→ **Goal**:
Work through the listing below and count the lines that hold "Export". Answer with the number alone.
#### Data supplied ####
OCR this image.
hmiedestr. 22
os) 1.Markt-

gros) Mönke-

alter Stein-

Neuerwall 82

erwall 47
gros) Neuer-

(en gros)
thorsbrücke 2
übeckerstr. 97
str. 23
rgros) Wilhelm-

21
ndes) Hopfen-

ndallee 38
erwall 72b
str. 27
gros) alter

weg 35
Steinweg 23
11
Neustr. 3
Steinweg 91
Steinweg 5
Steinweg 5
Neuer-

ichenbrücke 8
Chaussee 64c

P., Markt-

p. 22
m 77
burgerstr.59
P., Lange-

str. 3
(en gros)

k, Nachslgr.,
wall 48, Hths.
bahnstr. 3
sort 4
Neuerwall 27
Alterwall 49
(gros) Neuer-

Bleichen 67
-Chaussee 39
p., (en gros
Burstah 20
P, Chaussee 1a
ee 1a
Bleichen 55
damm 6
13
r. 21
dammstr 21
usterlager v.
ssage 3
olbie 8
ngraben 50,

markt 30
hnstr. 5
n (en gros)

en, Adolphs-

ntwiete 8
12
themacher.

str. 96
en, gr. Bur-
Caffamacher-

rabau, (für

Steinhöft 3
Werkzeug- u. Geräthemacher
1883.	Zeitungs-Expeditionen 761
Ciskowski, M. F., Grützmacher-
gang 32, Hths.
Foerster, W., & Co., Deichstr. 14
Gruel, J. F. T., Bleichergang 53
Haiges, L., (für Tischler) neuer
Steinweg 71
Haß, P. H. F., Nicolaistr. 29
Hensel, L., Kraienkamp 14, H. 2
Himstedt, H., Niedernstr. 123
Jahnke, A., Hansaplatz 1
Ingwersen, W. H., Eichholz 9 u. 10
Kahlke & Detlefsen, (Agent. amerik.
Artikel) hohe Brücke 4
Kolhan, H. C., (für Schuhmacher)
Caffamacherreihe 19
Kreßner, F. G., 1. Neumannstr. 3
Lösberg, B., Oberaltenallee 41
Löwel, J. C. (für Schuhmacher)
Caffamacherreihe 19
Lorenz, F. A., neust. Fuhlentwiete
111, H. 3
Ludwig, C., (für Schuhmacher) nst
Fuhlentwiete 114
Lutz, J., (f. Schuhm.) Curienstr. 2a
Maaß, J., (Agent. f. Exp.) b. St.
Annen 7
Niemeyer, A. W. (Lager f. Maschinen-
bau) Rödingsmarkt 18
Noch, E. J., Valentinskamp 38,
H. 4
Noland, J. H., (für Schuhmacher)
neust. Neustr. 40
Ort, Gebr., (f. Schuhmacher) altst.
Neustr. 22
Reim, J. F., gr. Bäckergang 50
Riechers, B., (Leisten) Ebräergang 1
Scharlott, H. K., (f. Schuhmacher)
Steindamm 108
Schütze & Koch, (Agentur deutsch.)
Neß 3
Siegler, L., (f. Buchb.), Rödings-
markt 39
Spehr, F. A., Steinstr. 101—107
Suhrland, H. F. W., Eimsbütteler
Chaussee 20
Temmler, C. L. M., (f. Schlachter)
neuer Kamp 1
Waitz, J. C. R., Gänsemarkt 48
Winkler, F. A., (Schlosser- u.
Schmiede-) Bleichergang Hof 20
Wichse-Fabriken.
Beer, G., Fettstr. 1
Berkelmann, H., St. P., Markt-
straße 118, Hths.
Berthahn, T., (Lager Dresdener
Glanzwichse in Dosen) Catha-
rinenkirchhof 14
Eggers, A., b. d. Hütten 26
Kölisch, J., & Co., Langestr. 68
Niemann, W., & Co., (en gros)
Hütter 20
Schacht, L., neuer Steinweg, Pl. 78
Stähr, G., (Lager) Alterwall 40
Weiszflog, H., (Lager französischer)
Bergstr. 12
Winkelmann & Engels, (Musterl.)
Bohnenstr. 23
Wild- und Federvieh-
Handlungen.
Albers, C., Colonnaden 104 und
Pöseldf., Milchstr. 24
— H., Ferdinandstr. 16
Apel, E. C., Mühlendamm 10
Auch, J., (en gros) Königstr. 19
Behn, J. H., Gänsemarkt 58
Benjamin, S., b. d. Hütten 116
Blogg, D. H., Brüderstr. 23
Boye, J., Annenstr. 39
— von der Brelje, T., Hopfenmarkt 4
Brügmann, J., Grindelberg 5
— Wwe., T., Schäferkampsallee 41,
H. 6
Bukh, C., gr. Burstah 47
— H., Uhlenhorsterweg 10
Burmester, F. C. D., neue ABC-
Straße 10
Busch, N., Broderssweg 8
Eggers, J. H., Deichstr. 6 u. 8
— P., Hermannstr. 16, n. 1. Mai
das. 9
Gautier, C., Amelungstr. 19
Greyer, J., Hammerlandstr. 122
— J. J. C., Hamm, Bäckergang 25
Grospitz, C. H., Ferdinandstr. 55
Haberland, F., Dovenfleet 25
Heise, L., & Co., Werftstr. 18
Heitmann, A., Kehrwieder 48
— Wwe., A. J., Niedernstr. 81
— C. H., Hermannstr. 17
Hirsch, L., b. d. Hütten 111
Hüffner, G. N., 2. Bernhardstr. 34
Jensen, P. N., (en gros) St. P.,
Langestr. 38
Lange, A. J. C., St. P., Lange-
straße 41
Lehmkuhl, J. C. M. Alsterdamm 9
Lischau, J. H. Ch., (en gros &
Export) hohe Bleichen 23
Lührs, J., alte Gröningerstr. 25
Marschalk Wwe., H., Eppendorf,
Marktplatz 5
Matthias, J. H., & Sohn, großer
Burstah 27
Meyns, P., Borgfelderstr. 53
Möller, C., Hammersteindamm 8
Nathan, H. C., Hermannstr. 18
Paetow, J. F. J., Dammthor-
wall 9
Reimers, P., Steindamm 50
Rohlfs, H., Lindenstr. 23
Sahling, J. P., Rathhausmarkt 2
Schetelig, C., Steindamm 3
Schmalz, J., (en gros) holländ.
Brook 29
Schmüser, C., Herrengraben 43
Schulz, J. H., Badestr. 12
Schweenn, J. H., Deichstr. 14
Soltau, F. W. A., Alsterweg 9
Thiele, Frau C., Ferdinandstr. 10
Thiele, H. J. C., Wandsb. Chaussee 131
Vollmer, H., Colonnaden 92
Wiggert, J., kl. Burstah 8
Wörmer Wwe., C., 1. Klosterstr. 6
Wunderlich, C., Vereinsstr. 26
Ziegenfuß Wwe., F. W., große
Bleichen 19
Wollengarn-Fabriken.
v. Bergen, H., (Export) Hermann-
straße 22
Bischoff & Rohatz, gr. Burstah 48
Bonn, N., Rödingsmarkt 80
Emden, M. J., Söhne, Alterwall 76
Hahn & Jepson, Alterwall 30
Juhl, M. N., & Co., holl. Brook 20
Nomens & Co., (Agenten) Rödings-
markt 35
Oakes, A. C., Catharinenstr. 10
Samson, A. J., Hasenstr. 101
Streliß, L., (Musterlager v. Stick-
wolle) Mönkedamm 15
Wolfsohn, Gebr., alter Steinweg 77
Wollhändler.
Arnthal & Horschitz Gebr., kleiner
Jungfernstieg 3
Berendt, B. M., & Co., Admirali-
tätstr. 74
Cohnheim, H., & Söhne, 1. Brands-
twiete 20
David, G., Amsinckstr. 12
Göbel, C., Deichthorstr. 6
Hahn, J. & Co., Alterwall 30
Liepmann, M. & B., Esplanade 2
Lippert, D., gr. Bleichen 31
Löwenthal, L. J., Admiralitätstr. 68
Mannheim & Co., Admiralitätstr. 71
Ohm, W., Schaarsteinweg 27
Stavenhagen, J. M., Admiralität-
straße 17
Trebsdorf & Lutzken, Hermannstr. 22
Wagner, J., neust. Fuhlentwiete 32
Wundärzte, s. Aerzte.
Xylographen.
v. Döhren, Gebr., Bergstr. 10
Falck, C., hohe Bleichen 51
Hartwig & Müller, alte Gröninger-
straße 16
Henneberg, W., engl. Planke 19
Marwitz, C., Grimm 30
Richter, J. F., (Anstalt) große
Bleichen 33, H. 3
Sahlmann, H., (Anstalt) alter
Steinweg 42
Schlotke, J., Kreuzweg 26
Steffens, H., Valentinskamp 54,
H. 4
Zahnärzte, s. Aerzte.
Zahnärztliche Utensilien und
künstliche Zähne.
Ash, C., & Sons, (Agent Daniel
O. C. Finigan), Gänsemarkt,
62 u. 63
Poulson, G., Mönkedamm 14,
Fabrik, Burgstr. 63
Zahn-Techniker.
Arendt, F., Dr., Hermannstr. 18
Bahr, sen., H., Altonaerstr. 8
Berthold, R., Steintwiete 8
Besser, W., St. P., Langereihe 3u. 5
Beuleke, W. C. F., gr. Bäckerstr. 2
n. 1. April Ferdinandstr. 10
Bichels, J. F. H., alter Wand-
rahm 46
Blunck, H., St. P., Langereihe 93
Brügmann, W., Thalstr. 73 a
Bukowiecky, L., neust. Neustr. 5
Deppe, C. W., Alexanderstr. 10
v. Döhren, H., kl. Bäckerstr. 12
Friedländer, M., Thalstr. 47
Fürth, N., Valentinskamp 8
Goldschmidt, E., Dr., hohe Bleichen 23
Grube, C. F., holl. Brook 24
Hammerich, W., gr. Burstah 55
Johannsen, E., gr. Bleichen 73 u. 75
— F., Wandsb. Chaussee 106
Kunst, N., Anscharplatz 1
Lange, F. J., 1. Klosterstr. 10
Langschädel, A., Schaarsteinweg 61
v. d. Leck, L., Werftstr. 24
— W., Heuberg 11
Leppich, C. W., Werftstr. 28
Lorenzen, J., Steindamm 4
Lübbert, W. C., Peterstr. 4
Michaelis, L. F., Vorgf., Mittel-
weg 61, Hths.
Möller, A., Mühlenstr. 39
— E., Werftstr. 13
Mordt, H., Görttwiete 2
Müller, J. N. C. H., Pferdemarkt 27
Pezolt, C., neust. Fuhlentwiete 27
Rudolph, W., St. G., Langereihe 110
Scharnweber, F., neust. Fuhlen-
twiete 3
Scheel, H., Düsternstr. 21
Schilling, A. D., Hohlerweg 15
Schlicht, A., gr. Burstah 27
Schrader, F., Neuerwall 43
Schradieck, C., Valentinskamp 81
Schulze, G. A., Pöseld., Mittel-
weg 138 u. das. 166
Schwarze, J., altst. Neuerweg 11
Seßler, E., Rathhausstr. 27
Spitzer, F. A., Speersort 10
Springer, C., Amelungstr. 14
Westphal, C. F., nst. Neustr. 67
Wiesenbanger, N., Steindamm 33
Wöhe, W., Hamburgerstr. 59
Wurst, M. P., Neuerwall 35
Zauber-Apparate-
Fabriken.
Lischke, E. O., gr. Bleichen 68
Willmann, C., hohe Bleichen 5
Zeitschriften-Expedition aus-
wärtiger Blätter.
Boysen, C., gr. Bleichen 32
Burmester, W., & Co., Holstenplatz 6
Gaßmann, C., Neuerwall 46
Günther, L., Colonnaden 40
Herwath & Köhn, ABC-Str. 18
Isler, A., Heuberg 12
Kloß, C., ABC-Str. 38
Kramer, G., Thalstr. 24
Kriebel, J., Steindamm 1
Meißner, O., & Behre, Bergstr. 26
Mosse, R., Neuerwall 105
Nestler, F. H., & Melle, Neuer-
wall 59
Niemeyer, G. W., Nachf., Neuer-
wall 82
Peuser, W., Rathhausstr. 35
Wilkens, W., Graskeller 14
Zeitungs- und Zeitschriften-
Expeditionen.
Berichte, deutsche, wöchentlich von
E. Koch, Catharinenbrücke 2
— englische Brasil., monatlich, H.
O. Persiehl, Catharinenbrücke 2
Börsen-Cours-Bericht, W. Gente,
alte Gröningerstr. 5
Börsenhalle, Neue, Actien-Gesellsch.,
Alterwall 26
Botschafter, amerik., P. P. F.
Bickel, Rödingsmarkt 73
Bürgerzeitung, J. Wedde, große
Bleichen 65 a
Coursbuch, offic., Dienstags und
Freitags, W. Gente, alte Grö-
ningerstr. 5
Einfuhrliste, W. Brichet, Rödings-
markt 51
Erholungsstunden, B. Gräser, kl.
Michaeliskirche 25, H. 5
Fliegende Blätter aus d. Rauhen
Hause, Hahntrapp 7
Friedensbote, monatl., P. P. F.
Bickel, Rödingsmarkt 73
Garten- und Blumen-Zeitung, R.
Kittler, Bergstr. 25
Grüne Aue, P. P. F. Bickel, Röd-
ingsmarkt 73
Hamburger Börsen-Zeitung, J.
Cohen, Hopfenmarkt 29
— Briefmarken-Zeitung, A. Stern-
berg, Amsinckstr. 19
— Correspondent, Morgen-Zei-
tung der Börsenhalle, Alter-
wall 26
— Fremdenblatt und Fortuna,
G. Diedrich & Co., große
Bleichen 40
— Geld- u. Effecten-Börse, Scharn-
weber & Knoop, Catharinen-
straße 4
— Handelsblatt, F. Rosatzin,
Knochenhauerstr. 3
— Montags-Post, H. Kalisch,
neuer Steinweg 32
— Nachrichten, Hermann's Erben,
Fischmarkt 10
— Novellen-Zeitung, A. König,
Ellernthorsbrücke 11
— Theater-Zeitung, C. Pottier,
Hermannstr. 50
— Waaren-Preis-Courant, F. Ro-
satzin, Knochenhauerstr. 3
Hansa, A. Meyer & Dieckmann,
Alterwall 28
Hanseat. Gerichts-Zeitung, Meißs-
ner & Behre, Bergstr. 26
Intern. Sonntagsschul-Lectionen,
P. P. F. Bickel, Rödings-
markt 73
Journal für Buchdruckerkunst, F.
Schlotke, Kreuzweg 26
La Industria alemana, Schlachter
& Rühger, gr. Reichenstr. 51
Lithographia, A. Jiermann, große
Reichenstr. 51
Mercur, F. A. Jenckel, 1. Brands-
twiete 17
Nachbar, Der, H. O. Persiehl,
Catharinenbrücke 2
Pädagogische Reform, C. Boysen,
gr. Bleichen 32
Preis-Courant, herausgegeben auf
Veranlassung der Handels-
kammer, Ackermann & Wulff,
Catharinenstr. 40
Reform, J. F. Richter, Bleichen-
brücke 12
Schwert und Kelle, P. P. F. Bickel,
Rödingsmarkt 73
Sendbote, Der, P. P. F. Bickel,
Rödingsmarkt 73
####
→ **Worked answer**:
2